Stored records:

• • •

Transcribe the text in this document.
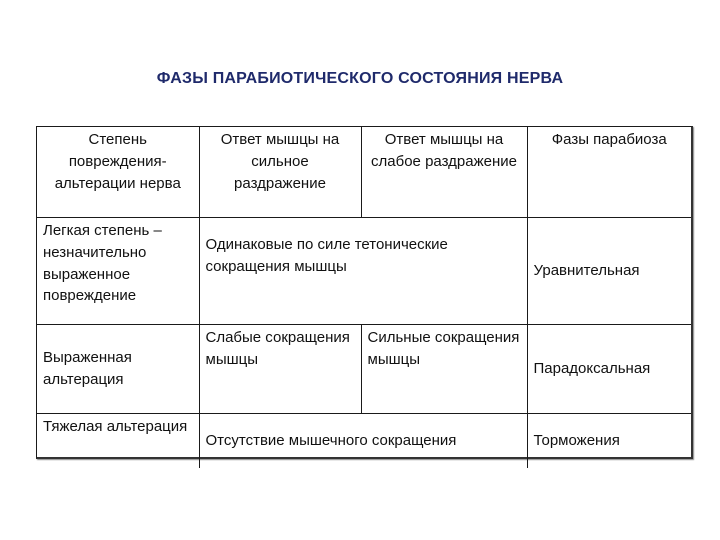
ФАЗЫ ПАРАБИОТИЧЕСКОГО СОСТОЯНИЯ НЕРВА
Степень повреждения-альтерации нерва	Ответ мышцы на сильное раздражение	Ответ мышцы на слабое раздражение	Фазы парабиоза
Легкая степень – незначительно выраженное повреждение	Одинаковые по силе тетонические сокращения мышцы		Уравнительная
Выраженная альтерация	Слабые сокращения мышцы	Сильные сокращения мышцы	Парадоксальная
Тяжелая альтерация	Отсутствие мышечного сокращения		Торможения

• • •

WHAT THE EXERCISE ASKS
Give only the number of lines in the material above that hold the word "мышцы".

ANSWER FOR THE TASK
3